SHORT PROBLEM »
Where a line contains the word "abroad", copy that line.

DATA SHOWN »
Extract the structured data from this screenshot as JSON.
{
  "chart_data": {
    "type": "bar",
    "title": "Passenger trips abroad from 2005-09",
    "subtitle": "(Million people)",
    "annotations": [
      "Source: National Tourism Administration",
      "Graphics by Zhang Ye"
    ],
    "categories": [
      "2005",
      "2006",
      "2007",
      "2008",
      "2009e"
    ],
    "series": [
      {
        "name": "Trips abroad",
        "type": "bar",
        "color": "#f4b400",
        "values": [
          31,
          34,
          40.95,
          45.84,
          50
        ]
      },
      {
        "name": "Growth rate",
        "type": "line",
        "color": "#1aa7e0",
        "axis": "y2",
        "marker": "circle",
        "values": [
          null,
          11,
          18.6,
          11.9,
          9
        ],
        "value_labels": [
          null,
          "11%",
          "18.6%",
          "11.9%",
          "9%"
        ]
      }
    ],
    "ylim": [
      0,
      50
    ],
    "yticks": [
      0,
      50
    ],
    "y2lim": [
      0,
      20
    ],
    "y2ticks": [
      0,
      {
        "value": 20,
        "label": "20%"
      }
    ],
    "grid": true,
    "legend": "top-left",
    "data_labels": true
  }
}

IN RESPONSE »
    "title": "Passenger trips abroad from 2005-09",
        "name": "Trips abroad",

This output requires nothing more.